Items listed in a dataset »
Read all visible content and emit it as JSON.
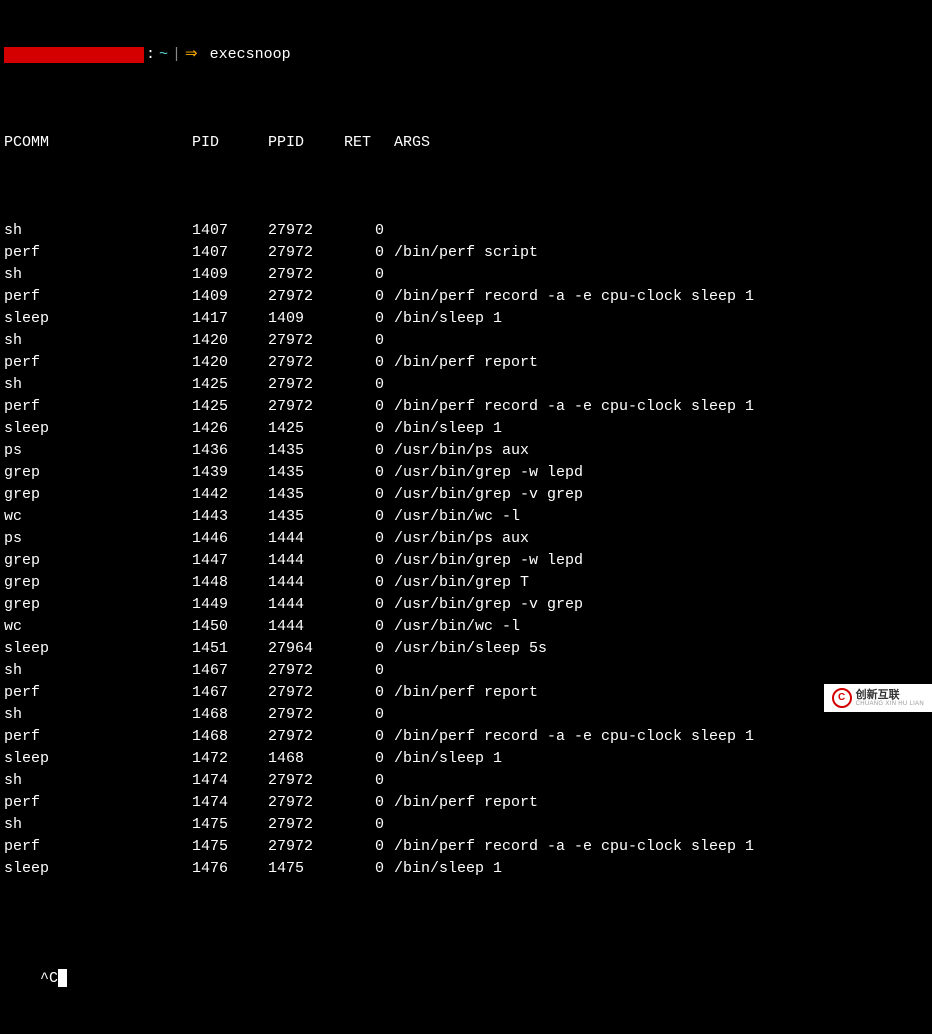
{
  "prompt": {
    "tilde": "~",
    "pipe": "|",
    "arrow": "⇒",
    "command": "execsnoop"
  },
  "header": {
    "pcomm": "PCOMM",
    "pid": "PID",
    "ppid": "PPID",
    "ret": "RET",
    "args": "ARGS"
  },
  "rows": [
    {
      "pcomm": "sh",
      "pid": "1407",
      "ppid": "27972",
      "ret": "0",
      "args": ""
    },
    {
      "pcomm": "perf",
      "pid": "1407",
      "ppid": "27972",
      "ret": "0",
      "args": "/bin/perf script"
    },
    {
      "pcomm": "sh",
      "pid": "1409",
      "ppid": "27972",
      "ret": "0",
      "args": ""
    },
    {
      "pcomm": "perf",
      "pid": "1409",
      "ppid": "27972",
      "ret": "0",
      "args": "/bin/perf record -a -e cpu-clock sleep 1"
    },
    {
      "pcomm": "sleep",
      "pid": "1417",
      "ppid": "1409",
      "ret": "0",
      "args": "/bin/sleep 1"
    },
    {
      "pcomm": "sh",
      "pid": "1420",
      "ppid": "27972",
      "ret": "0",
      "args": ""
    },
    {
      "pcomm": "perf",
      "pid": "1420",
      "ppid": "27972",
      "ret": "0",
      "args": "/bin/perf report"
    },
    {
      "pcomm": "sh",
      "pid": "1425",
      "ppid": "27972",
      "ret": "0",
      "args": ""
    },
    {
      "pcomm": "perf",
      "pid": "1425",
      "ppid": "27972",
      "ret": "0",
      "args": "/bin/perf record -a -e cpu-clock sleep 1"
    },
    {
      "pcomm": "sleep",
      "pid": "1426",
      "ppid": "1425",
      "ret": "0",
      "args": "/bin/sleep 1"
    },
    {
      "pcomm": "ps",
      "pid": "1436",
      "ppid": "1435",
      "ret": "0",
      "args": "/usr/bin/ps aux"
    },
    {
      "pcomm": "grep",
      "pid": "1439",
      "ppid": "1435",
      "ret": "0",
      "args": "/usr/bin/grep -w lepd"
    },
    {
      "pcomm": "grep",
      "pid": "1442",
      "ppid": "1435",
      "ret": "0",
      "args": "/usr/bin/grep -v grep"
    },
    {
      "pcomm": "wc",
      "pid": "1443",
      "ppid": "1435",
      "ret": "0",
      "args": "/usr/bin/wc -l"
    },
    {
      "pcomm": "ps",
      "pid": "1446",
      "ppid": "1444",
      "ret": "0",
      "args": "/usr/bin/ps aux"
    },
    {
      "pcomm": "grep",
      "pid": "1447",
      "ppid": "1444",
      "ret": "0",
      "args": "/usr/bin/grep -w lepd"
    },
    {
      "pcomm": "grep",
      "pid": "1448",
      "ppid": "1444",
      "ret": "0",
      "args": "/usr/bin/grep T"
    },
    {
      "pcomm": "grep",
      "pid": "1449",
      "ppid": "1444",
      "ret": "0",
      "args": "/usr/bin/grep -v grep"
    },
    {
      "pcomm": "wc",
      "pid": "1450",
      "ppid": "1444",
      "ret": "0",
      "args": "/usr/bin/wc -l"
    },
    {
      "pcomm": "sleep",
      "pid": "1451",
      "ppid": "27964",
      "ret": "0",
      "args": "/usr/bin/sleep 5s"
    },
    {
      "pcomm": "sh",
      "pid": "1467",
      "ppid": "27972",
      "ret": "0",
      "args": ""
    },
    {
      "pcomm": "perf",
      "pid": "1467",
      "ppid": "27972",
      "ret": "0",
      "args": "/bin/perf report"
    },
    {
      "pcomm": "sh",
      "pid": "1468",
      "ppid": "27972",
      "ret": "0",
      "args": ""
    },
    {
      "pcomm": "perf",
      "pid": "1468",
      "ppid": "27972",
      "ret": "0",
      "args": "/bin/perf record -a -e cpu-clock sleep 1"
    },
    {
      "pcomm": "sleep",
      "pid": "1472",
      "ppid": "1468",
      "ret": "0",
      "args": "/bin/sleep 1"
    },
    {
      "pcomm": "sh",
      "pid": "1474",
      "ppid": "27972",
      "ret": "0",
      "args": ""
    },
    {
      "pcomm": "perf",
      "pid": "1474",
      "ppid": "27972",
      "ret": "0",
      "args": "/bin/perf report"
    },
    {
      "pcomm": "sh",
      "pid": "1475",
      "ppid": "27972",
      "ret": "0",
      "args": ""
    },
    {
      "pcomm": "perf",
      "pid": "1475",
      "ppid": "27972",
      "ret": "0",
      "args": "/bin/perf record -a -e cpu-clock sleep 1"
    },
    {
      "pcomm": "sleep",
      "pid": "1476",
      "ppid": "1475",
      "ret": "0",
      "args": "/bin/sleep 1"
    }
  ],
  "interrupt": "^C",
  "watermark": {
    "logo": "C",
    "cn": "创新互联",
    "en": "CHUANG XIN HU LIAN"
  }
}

Directions for this task »
In the copy, include all records verbatim but no images.

Worked answer »
Read all visible content and emit it as JSON.
{
  "prompt": {
    "tilde": "~",
    "pipe": "|",
    "arrow": "⇒",
    "command": "execsnoop"
  },
  "header": {
    "pcomm": "PCOMM",
    "pid": "PID",
    "ppid": "PPID",
    "ret": "RET",
    "args": "ARGS"
  },
  "rows": [
    {
      "pcomm": "sh",
      "pid": "1407",
      "ppid": "27972",
      "ret": "0",
      "args": ""
    },
    {
      "pcomm": "perf",
      "pid": "1407",
      "ppid": "27972",
      "ret": "0",
      "args": "/bin/perf script"
    },
    {
      "pcomm": "sh",
      "pid": "1409",
      "ppid": "27972",
      "ret": "0",
      "args": ""
    },
    {
      "pcomm": "perf",
      "pid": "1409",
      "ppid": "27972",
      "ret": "0",
      "args": "/bin/perf record -a -e cpu-clock sleep 1"
    },
    {
      "pcomm": "sleep",
      "pid": "1417",
      "ppid": "1409",
      "ret": "0",
      "args": "/bin/sleep 1"
    },
    {
      "pcomm": "sh",
      "pid": "1420",
      "ppid": "27972",
      "ret": "0",
      "args": ""
    },
    {
      "pcomm": "perf",
      "pid": "1420",
      "ppid": "27972",
      "ret": "0",
      "args": "/bin/perf report"
    },
    {
      "pcomm": "sh",
      "pid": "1425",
      "ppid": "27972",
      "ret": "0",
      "args": ""
    },
    {
      "pcomm": "perf",
      "pid": "1425",
      "ppid": "27972",
      "ret": "0",
      "args": "/bin/perf record -a -e cpu-clock sleep 1"
    },
    {
      "pcomm": "sleep",
      "pid": "1426",
      "ppid": "1425",
      "ret": "0",
      "args": "/bin/sleep 1"
    },
    {
      "pcomm": "ps",
      "pid": "1436",
      "ppid": "1435",
      "ret": "0",
      "args": "/usr/bin/ps aux"
    },
    {
      "pcomm": "grep",
      "pid": "1439",
      "ppid": "1435",
      "ret": "0",
      "args": "/usr/bin/grep -w lepd"
    },
    {
      "pcomm": "grep",
      "pid": "1442",
      "ppid": "1435",
      "ret": "0",
      "args": "/usr/bin/grep -v grep"
    },
    {
      "pcomm": "wc",
      "pid": "1443",
      "ppid": "1435",
      "ret": "0",
      "args": "/usr/bin/wc -l"
    },
    {
      "pcomm": "ps",
      "pid": "1446",
      "ppid": "1444",
      "ret": "0",
      "args": "/usr/bin/ps aux"
    },
    {
      "pcomm": "grep",
      "pid": "1447",
      "ppid": "1444",
      "ret": "0",
      "args": "/usr/bin/grep -w lepd"
    },
    {
      "pcomm": "grep",
      "pid": "1448",
      "ppid": "1444",
      "ret": "0",
      "args": "/usr/bin/grep T"
    },
    {
      "pcomm": "grep",
      "pid": "1449",
      "ppid": "1444",
      "ret": "0",
      "args": "/usr/bin/grep -v grep"
    },
    {
      "pcomm": "wc",
      "pid": "1450",
      "ppid": "1444",
      "ret": "0",
      "args": "/usr/bin/wc -l"
    },
    {
      "pcomm": "sleep",
      "pid": "1451",
      "ppid": "27964",
      "ret": "0",
      "args": "/usr/bin/sleep 5s"
    },
    {
      "pcomm": "sh",
      "pid": "1467",
      "ppid": "27972",
      "ret": "0",
      "args": ""
    },
    {
      "pcomm": "perf",
      "pid": "1467",
      "ppid": "27972",
      "ret": "0",
      "args": "/bin/perf report"
    },
    {
      "pcomm": "sh",
      "pid": "1468",
      "ppid": "27972",
      "ret": "0",
      "args": ""
    },
    {
      "pcomm": "perf",
      "pid": "1468",
      "ppid": "27972",
      "ret": "0",
      "args": "/bin/perf record -a -e cpu-clock sleep 1"
    },
    {
      "pcomm": "sleep",
      "pid": "1472",
      "ppid": "1468",
      "ret": "0",
      "args": "/bin/sleep 1"
    },
    {
      "pcomm": "sh",
      "pid": "1474",
      "ppid": "27972",
      "ret": "0",
      "args": ""
    },
    {
      "pcomm": "perf",
      "pid": "1474",
      "ppid": "27972",
      "ret": "0",
      "args": "/bin/perf report"
    },
    {
      "pcomm": "sh",
      "pid": "1475",
      "ppid": "27972",
      "ret": "0",
      "args": ""
    },
    {
      "pcomm": "perf",
      "pid": "1475",
      "ppid": "27972",
      "ret": "0",
      "args": "/bin/perf record -a -e cpu-clock sleep 1"
    },
    {
      "pcomm": "sleep",
      "pid": "1476",
      "ppid": "1475",
      "ret": "0",
      "args": "/bin/sleep 1"
    }
  ],
  "interrupt": "^C",
  "watermark": {
    "logo": "C",
    "cn": "创新互联",
    "en": "CHUANG XIN HU LIAN"
  }
}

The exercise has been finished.